Data section ->
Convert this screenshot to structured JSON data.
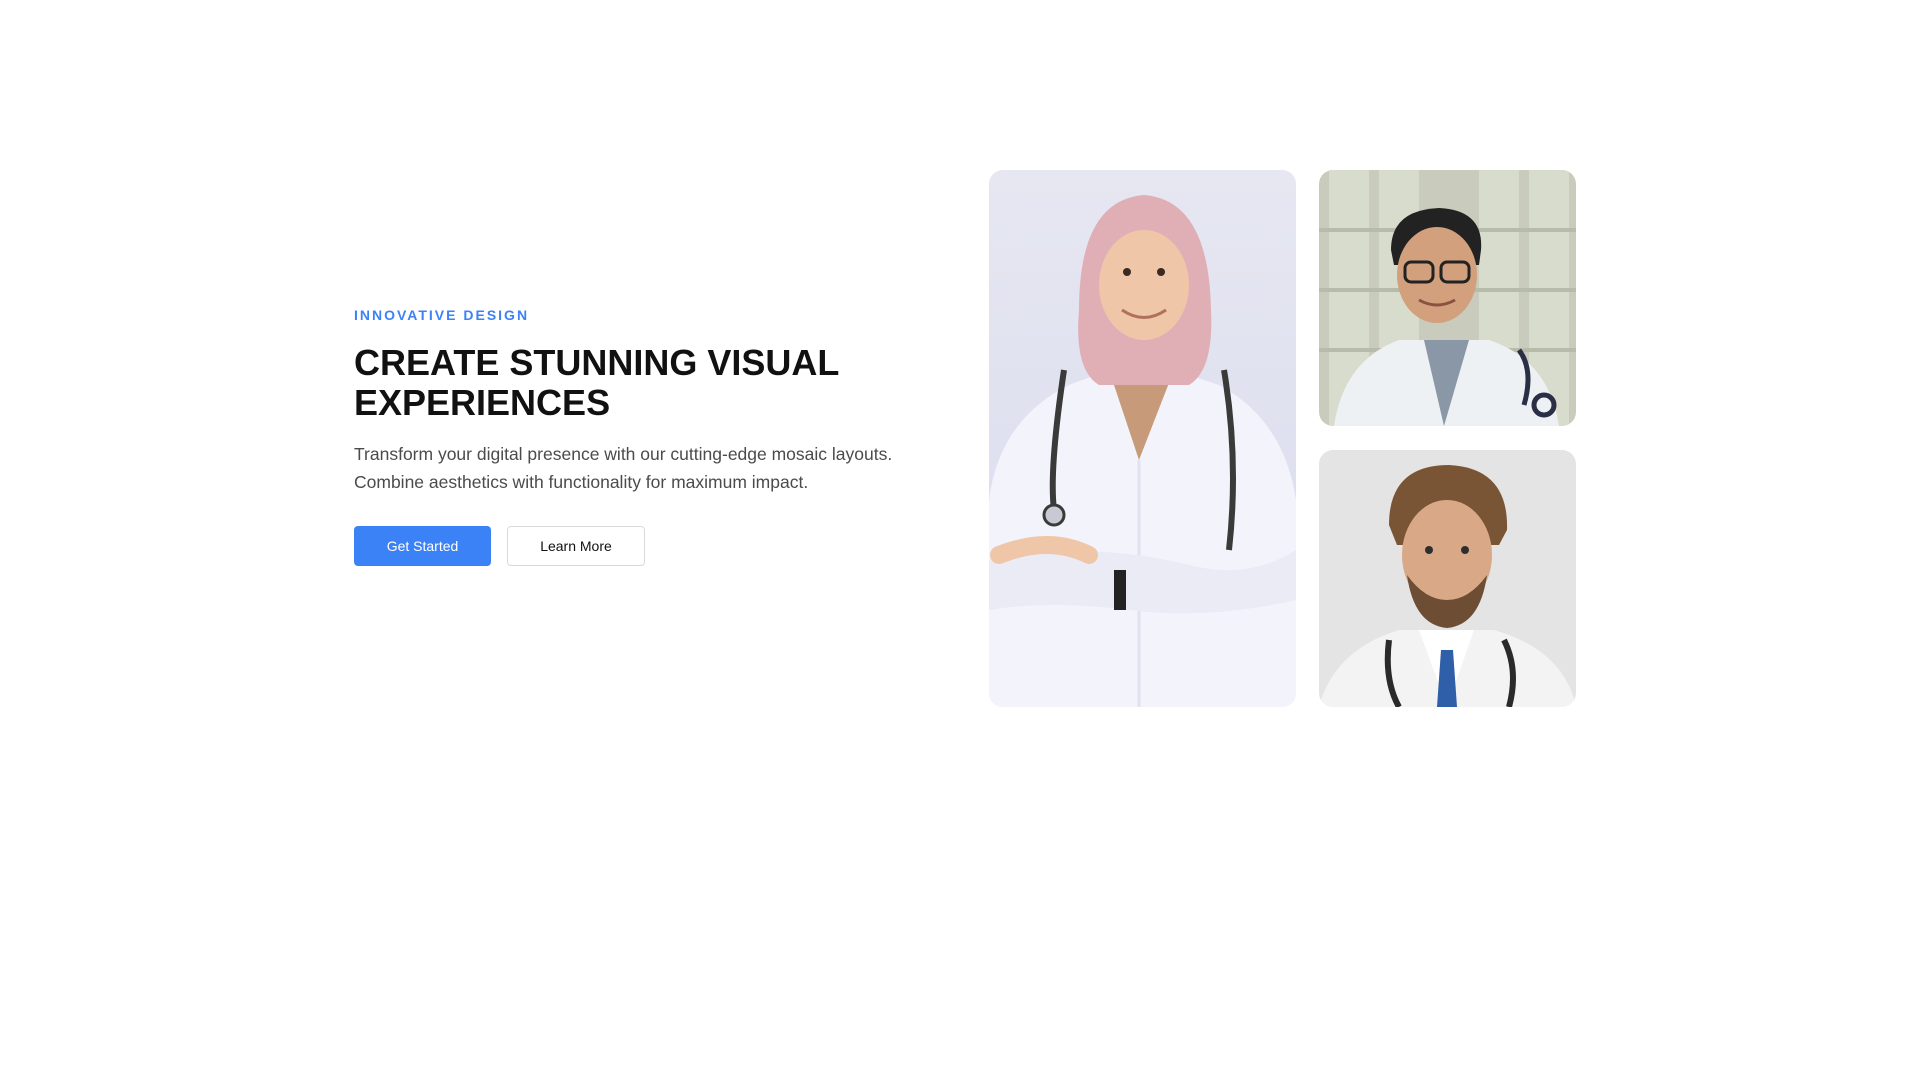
{
  "hero": {
    "eyebrow": "INNOVATIVE DESIGN",
    "title": "CREATE STUNNING VISUAL EXPERIENCES",
    "subtitle": "Transform your digital presence with our cutting-edge mosaic layouts. Combine aesthetics with functionality for maximum impact.",
    "primary_button": "Get Started",
    "secondary_button": "Learn More"
  },
  "colors": {
    "accent": "#3b82f6",
    "heading": "#111111",
    "body_text": "#4b4b4b"
  },
  "mosaic": {
    "images": [
      {
        "subject": "female-doctor-hijab-photo"
      },
      {
        "subject": "senior-male-doctor-glasses-photo"
      },
      {
        "subject": "male-doctor-beard-photo"
      }
    ]
  }
}
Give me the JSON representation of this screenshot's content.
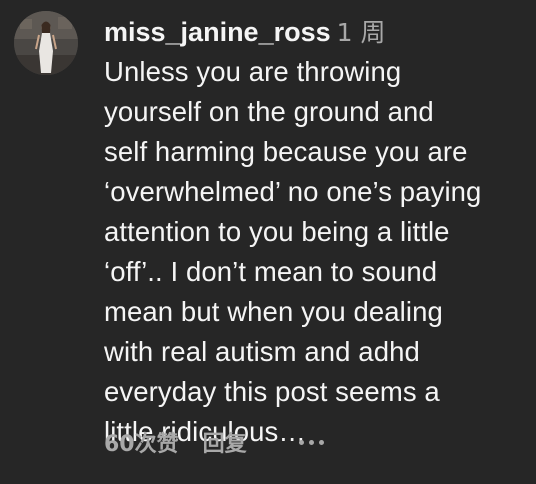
{
  "comment": {
    "username": "miss_janine_ross",
    "time": "1 周",
    "text": "Unless you are throwing\nyourself on the ground and\nself harming because you are\n‘overwhelmed’ no one’s paying\nattention to you being a little\n‘off’.. I don’t mean to sound\nmean but when you dealing\nwith real autism and adhd\neveryday this post seems a\nlittle ridiculous…",
    "likes_label": "60次赞",
    "reply_label": "回复",
    "more_icon": "more-horizontal-icon",
    "avatar_icon": "profile-avatar"
  },
  "colors": {
    "background": "#262626",
    "primary_text": "#f5f5f5",
    "secondary_text": "#a8a8a8"
  }
}
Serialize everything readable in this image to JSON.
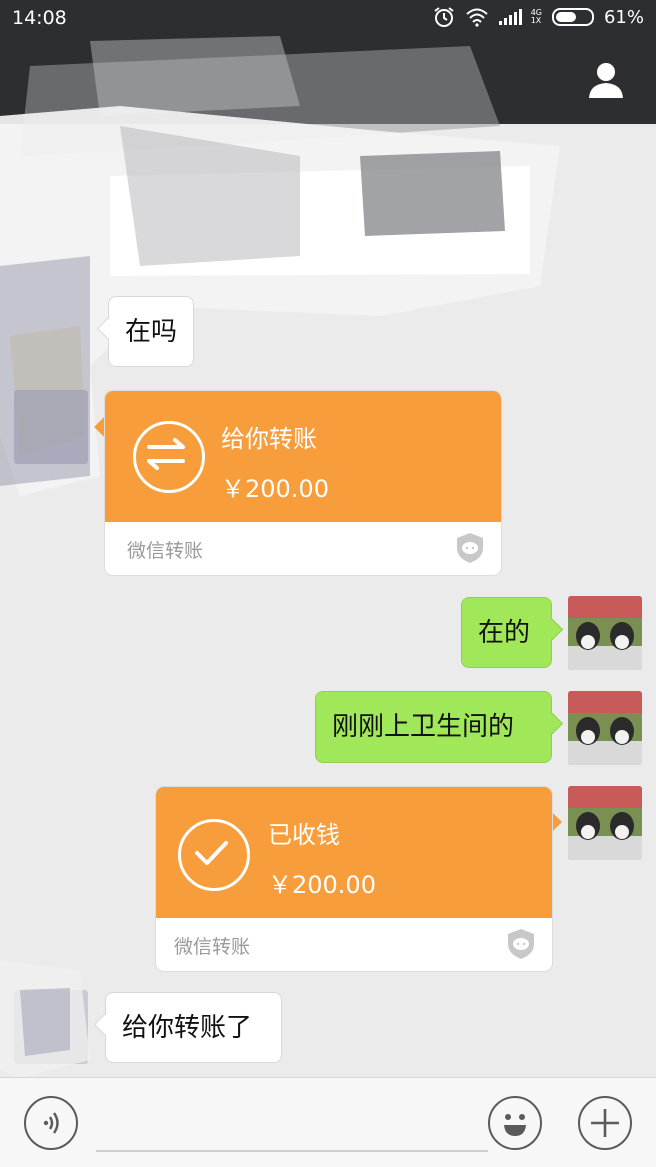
{
  "status_bar": {
    "time": "14:08",
    "network_top": "4G",
    "network_bottom": "1X",
    "battery": "61%",
    "battery_level": 0.61
  },
  "messages": {
    "msg_zai_ma": "在吗",
    "transfer_1_title": "给你转账",
    "transfer_1_amount": "￥200.00",
    "transfer_1_footer": "微信转账",
    "msg_zai_de": "在的",
    "msg_gang_gang": "刚刚上卫生间的",
    "transfer_2_title": "已收钱",
    "transfer_2_amount": "￥200.00",
    "transfer_2_footer": "微信转账",
    "msg_gei_ni": "给你转账了"
  },
  "colors": {
    "header": "#2d2e31",
    "chat_bg": "#ebebeb",
    "green_bubble": "#a0e75a",
    "transfer_orange": "#f79d3b"
  },
  "icons": {
    "alarm": "alarm-icon",
    "wifi": "wifi-icon",
    "signal": "signal-icon",
    "battery": "battery-icon",
    "profile": "profile-icon",
    "transfer": "transfer-arrows-icon",
    "received": "checkmark-icon",
    "shield": "shield-icon",
    "voice": "voice-icon",
    "emoji": "emoji-icon",
    "plus": "plus-icon"
  }
}
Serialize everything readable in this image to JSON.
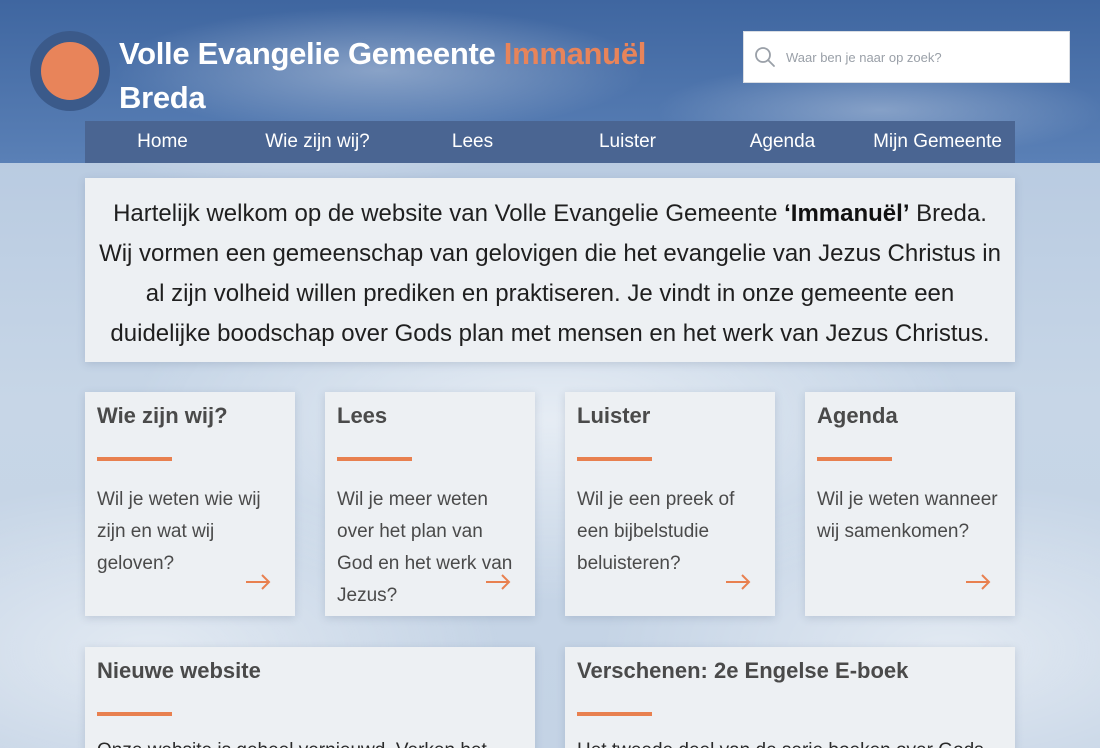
{
  "header": {
    "title_main": "Volle Evangelie Gemeente ",
    "title_accent": "Immanuël",
    "title_city": "Breda",
    "search_placeholder": "Waar ben je naar op zoek?"
  },
  "nav": {
    "items": [
      {
        "label": "Home"
      },
      {
        "label": "Wie zijn wij?"
      },
      {
        "label": "Lees"
      },
      {
        "label": "Luister"
      },
      {
        "label": "Agenda"
      },
      {
        "label": "Mijn Gemeente"
      }
    ]
  },
  "intro": {
    "before": "Hartelijk welkom op de website van Volle Evangelie Gemeente ",
    "highlight": "‘Immanuël’",
    "after": " Breda. Wij vormen een gemeenschap van gelovigen die het evangelie van Jezus Christus in al zijn volheid willen prediken en praktiseren. Je vindt in onze gemeente een duidelijke boodschap over Gods plan met mensen en het werk van Jezus Christus."
  },
  "cards": [
    {
      "title": "Wie zijn wij?",
      "text": "Wil je weten wie wij zijn en wat wij geloven?"
    },
    {
      "title": "Lees",
      "text": "Wil je meer weten over het plan van God en het werk van Jezus?"
    },
    {
      "title": "Luister",
      "text": "Wil je een preek of een bijbelstudie beluisteren?"
    },
    {
      "title": "Agenda",
      "text": "Wil je weten wanneer wij samenkomen?"
    }
  ],
  "news": [
    {
      "title": "Nieuwe website",
      "text": "Onze website is geheel vernieuwd. Verken het"
    },
    {
      "title": "Verschenen: 2e Engelse E-boek",
      "text": "Het tweede deel van de serie boeken over Gods"
    }
  ],
  "colors": {
    "accent": "#e8845a",
    "nav_bg": "#4a6592",
    "card_bg": "#edf0f3"
  }
}
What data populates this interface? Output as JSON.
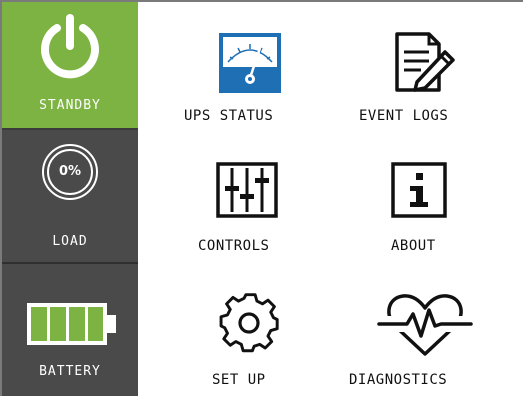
{
  "sidebar": {
    "items": [
      {
        "label": "STANDBY",
        "icon": "power-icon",
        "color": "#7cb342"
      },
      {
        "label": "LOAD",
        "icon": "load-gauge-icon",
        "value": "0%"
      },
      {
        "label": "BATTERY",
        "icon": "battery-icon",
        "color": "#7cb342"
      }
    ]
  },
  "menu": {
    "items": [
      {
        "label": "UPS STATUS",
        "icon": "meter-icon"
      },
      {
        "label": "EVENT LOGS",
        "icon": "document-edit-icon"
      },
      {
        "label": "CONTROLS",
        "icon": "sliders-icon"
      },
      {
        "label": "ABOUT",
        "icon": "info-icon"
      },
      {
        "label": "SET UP",
        "icon": "gear-icon"
      },
      {
        "label": "DIAGNOSTICS",
        "icon": "heartbeat-icon"
      }
    ]
  },
  "colors": {
    "accent": "#7cb342",
    "sidebar_bg": "#4a4a4a",
    "meter_blue": "#1f6fb5"
  }
}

Work to do -> Repeat each entry exactly as it appears; skip any picture.

Finished answer ->
Convert this screenshot to structured JSON data.
{
  "hero": {
    "eyebrow": "INNOVATIVE DESIGN",
    "title": "CREATE STUNNING VISUAL EXPERIENCES",
    "subtitle": "Transform your digital presence with our cutting-edge mosaic layouts. Combine aesthetics with functionality for maximum impact.",
    "primary_button": "Get Started",
    "secondary_button": "Learn More"
  },
  "colors": {
    "accent": "#3b82f6",
    "heading": "#111111",
    "body_text": "#4b4b4b"
  },
  "mosaic": {
    "images": [
      {
        "subject": "female-doctor-hijab-photo"
      },
      {
        "subject": "senior-male-doctor-glasses-photo"
      },
      {
        "subject": "male-doctor-beard-photo"
      }
    ]
  }
}
Give me the JSON representation of this screenshot's content.
{
  "comment": {
    "username": "miss_janine_ross",
    "time": "1 周",
    "text": "Unless you are throwing\nyourself on the ground and\nself harming because you are\n‘overwhelmed’ no one’s paying\nattention to you being a little\n‘off’.. I don’t mean to sound\nmean but when you dealing\nwith real autism and adhd\neveryday this post seems a\nlittle ridiculous…",
    "likes_label": "60次赞",
    "reply_label": "回复",
    "more_icon": "more-horizontal-icon",
    "avatar_icon": "profile-avatar"
  },
  "colors": {
    "background": "#262626",
    "primary_text": "#f5f5f5",
    "secondary_text": "#a8a8a8"
  }
}
Serialize everything readable in this image to JSON.
{
  "status_bar": {
    "time": "14:08",
    "network_top": "4G",
    "network_bottom": "1X",
    "battery": "61%",
    "battery_level": 0.61
  },
  "messages": {
    "msg_zai_ma": "在吗",
    "transfer_1_title": "给你转账",
    "transfer_1_amount": "￥200.00",
    "transfer_1_footer": "微信转账",
    "msg_zai_de": "在的",
    "msg_gang_gang": "刚刚上卫生间的",
    "transfer_2_title": "已收钱",
    "transfer_2_amount": "￥200.00",
    "transfer_2_footer": "微信转账",
    "msg_gei_ni": "给你转账了"
  },
  "colors": {
    "header": "#2d2e31",
    "chat_bg": "#ebebeb",
    "green_bubble": "#a0e75a",
    "transfer_orange": "#f79d3b"
  },
  "icons": {
    "alarm": "alarm-icon",
    "wifi": "wifi-icon",
    "signal": "signal-icon",
    "battery": "battery-icon",
    "profile": "profile-icon",
    "transfer": "transfer-arrows-icon",
    "received": "checkmark-icon",
    "shield": "shield-icon",
    "voice": "voice-icon",
    "emoji": "emoji-icon",
    "plus": "plus-icon"
  }
}
Serialize everything readable in this image to JSON.
{
  "header": {
    "title_main": "Volle Evangelie Gemeente ",
    "title_accent": "Immanuël",
    "title_city": "Breda",
    "search_placeholder": "Waar ben je naar op zoek?"
  },
  "nav": {
    "items": [
      {
        "label": "Home"
      },
      {
        "label": "Wie zijn wij?"
      },
      {
        "label": "Lees"
      },
      {
        "label": "Luister"
      },
      {
        "label": "Agenda"
      },
      {
        "label": "Mijn Gemeente"
      }
    ]
  },
  "intro": {
    "before": "Hartelijk welkom op de website van Volle Evangelie Gemeente ",
    "highlight": "‘Immanuël’",
    "after": " Breda. Wij vormen een gemeenschap van gelovigen die het evangelie van Jezus Christus in al zijn volheid willen prediken en praktiseren. Je vindt in onze gemeente een duidelijke boodschap over Gods plan met mensen en het werk van Jezus Christus."
  },
  "cards": [
    {
      "title": "Wie zijn wij?",
      "text": "Wil je weten wie wij zijn en wat wij geloven?"
    },
    {
      "title": "Lees",
      "text": "Wil je meer weten over het plan van God en het werk van Jezus?"
    },
    {
      "title": "Luister",
      "text": "Wil je een preek of een bijbelstudie beluisteren?"
    },
    {
      "title": "Agenda",
      "text": "Wil je weten wanneer wij samenkomen?"
    }
  ],
  "news": [
    {
      "title": "Nieuwe website",
      "text": "Onze website is geheel vernieuwd. Verken het"
    },
    {
      "title": "Verschenen: 2e Engelse E-boek",
      "text": "Het tweede deel van de serie boeken over Gods"
    }
  ],
  "colors": {
    "accent": "#e8845a",
    "nav_bg": "#4a6592",
    "card_bg": "#edf0f3"
  }
}
What data populates this interface? Output as JSON.
{
  "sidebar": {
    "items": [
      {
        "label": "STANDBY",
        "icon": "power-icon",
        "color": "#7cb342"
      },
      {
        "label": "LOAD",
        "icon": "load-gauge-icon",
        "value": "0%"
      },
      {
        "label": "BATTERY",
        "icon": "battery-icon",
        "color": "#7cb342"
      }
    ]
  },
  "menu": {
    "items": [
      {
        "label": "UPS STATUS",
        "icon": "meter-icon"
      },
      {
        "label": "EVENT LOGS",
        "icon": "document-edit-icon"
      },
      {
        "label": "CONTROLS",
        "icon": "sliders-icon"
      },
      {
        "label": "ABOUT",
        "icon": "info-icon"
      },
      {
        "label": "SET UP",
        "icon": "gear-icon"
      },
      {
        "label": "DIAGNOSTICS",
        "icon": "heartbeat-icon"
      }
    ]
  },
  "colors": {
    "accent": "#7cb342",
    "sidebar_bg": "#4a4a4a",
    "meter_blue": "#1f6fb5"
  }
}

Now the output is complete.